● SET EXERCISE
Pictures aside, quote the whole listing exactly.

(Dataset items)
<<<<

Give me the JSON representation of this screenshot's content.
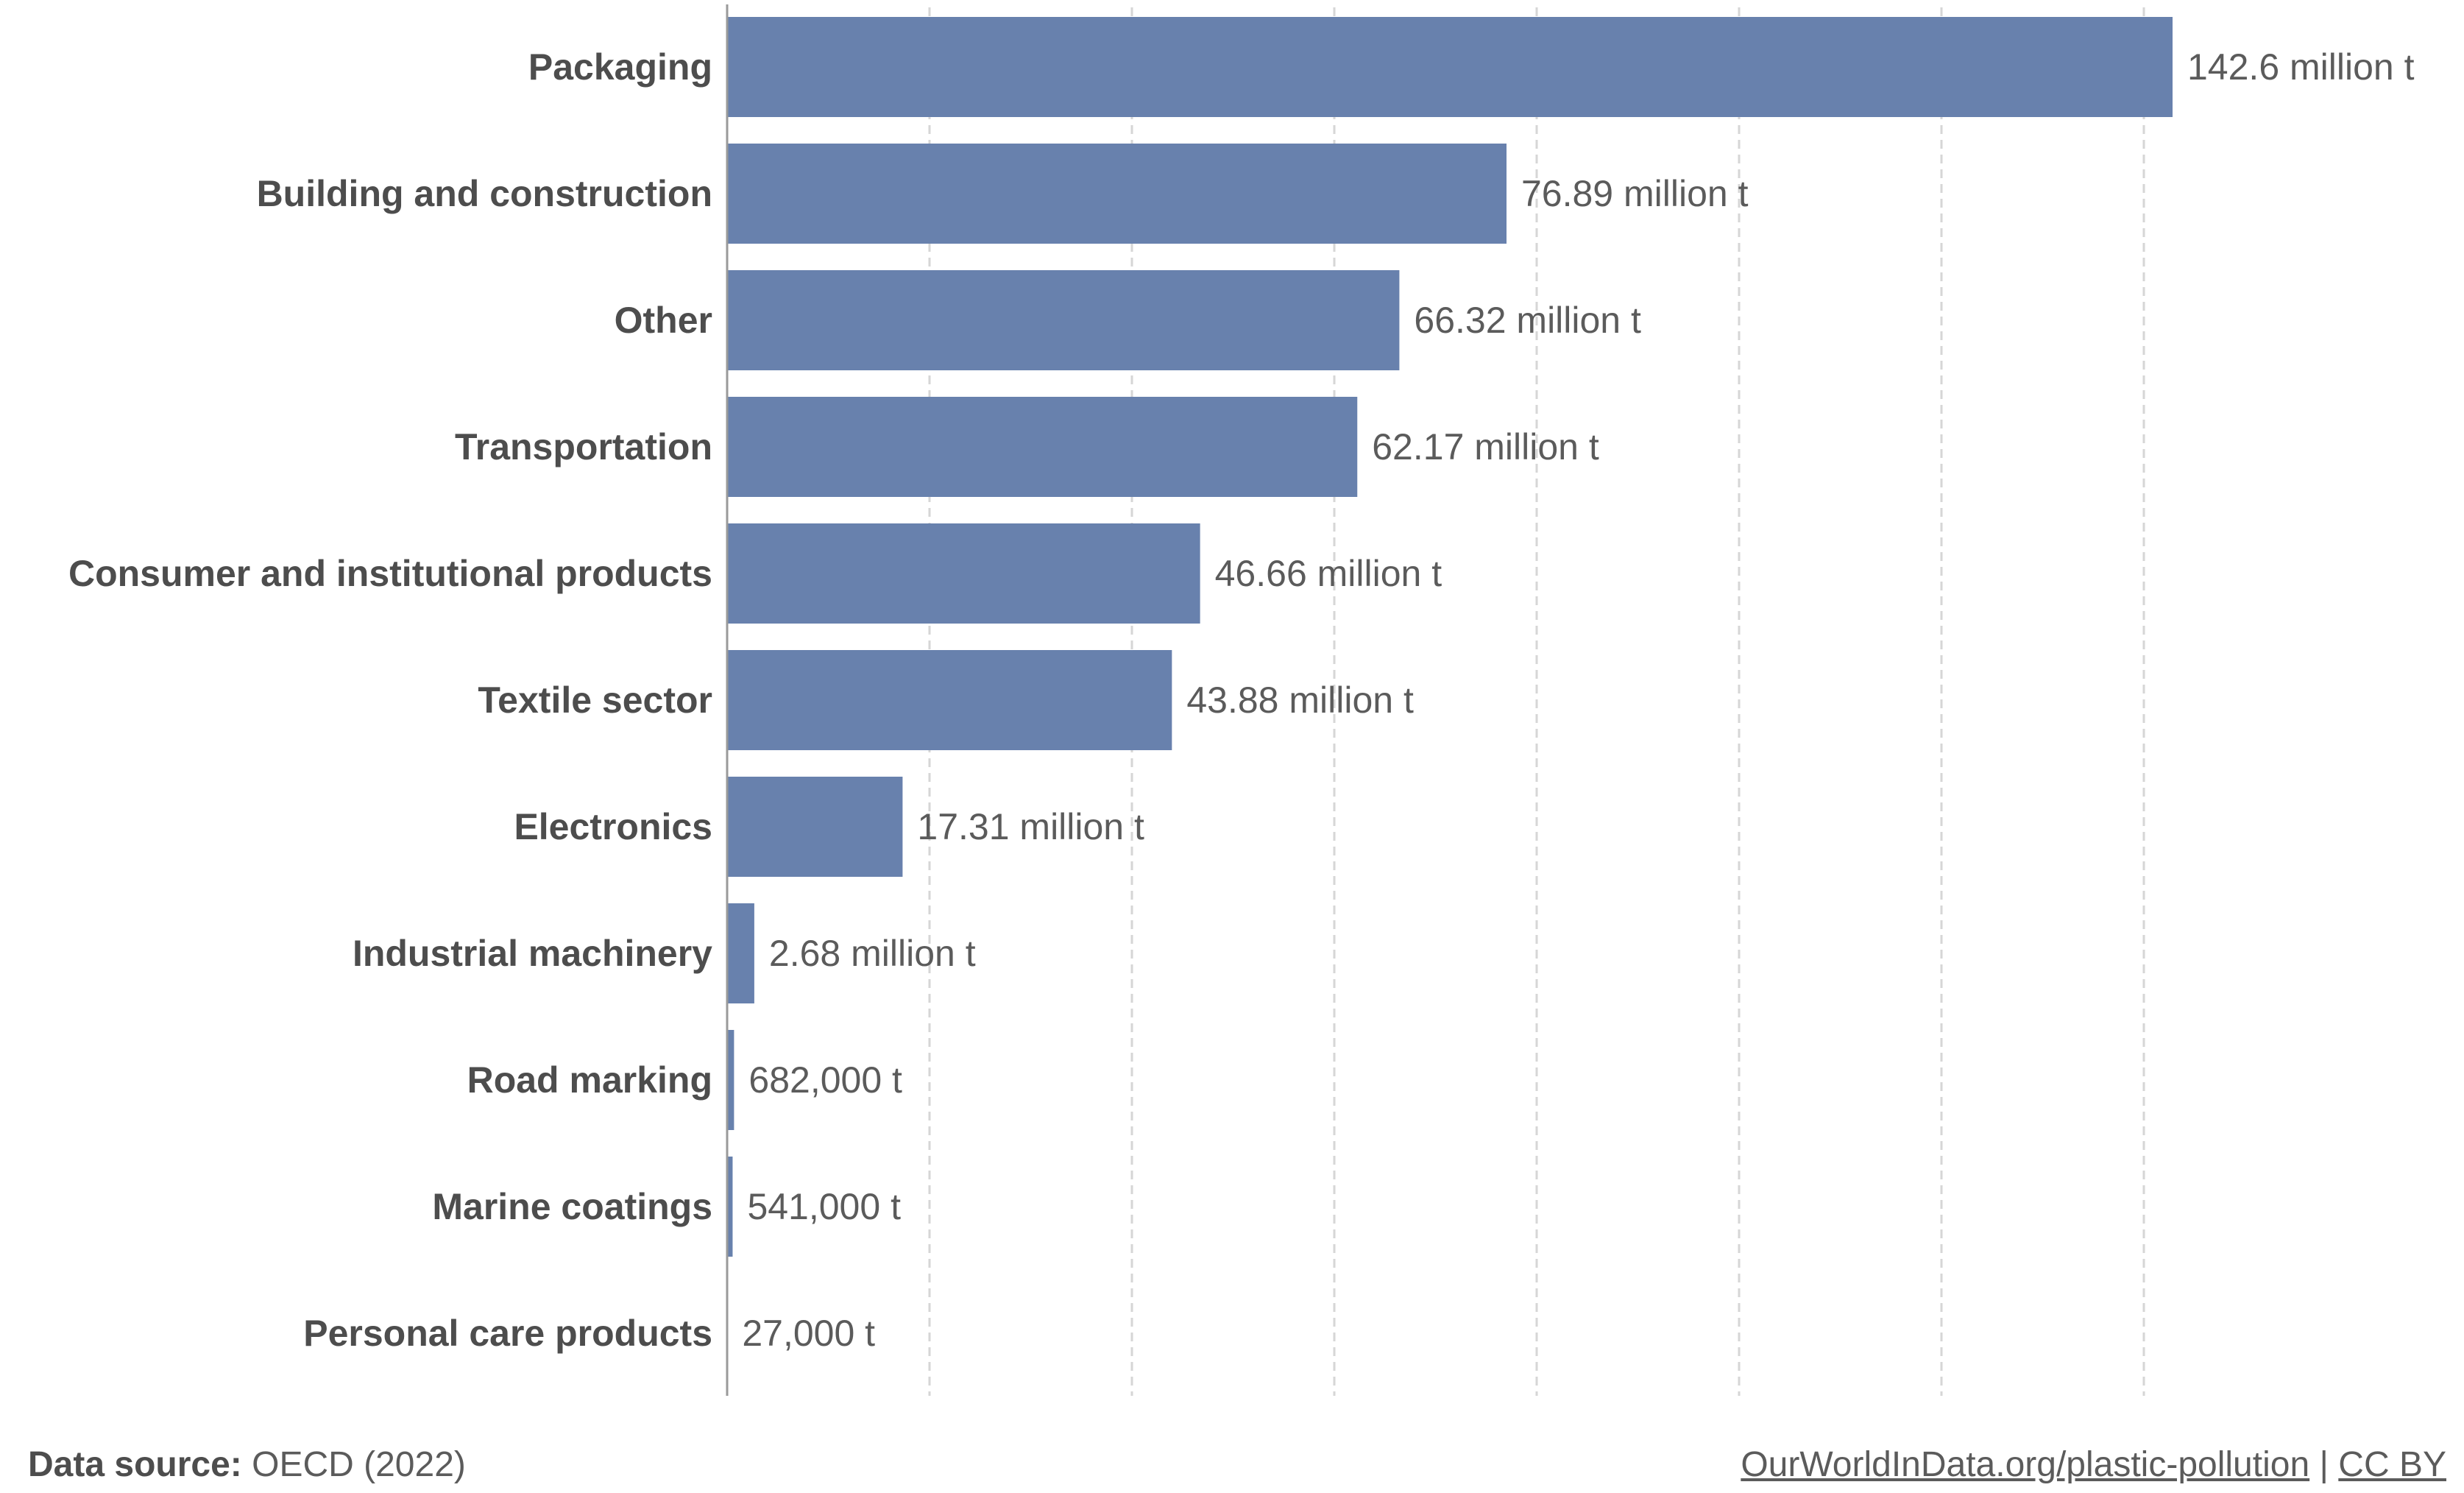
{
  "chart_data": {
    "type": "bar",
    "orientation": "horizontal",
    "categories": [
      "Packaging",
      "Building and construction",
      "Other",
      "Transportation",
      "Consumer and institutional products",
      "Textile sector",
      "Electronics",
      "Industrial machinery",
      "Road marking",
      "Marine coatings",
      "Personal care products"
    ],
    "values": [
      142600000,
      76890000,
      66320000,
      62170000,
      46660000,
      43880000,
      17310000,
      2680000,
      682000,
      541000,
      27000
    ],
    "value_labels": [
      "142.6 million t",
      "76.89 million t",
      "66.32 million t",
      "62.17 million t",
      "46.66 million t",
      "43.88 million t",
      "17.31 million t",
      "2.68 million t",
      "682,000 t",
      "541,000 t",
      "27,000 t"
    ],
    "xlim": [
      0,
      142600000
    ],
    "grid": true,
    "bar_color": "#6881ad"
  },
  "footer": {
    "source_label": "Data source:",
    "source_value": "OECD (2022)",
    "link_text": "OurWorldInData.org/plastic-pollution",
    "separator": "|",
    "license": "CC BY"
  }
}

>>>>

● SOLUTION TO THIS TASK
Give me the JSON representation of this screenshot's content.
{
  "chart_data": {
    "type": "bar",
    "orientation": "horizontal",
    "categories": [
      "Packaging",
      "Building and construction",
      "Other",
      "Transportation",
      "Consumer and institutional products",
      "Textile sector",
      "Electronics",
      "Industrial machinery",
      "Road marking",
      "Marine coatings",
      "Personal care products"
    ],
    "values": [
      142600000,
      76890000,
      66320000,
      62170000,
      46660000,
      43880000,
      17310000,
      2680000,
      682000,
      541000,
      27000
    ],
    "value_labels": [
      "142.6 million t",
      "76.89 million t",
      "66.32 million t",
      "62.17 million t",
      "46.66 million t",
      "43.88 million t",
      "17.31 million t",
      "2.68 million t",
      "682,000 t",
      "541,000 t",
      "27,000 t"
    ],
    "xlim": [
      0,
      142600000
    ],
    "grid": true,
    "bar_color": "#6881ad"
  },
  "footer": {
    "source_label": "Data source:",
    "source_value": "OECD (2022)",
    "link_text": "OurWorldInData.org/plastic-pollution",
    "separator": "|",
    "license": "CC BY"
  }
}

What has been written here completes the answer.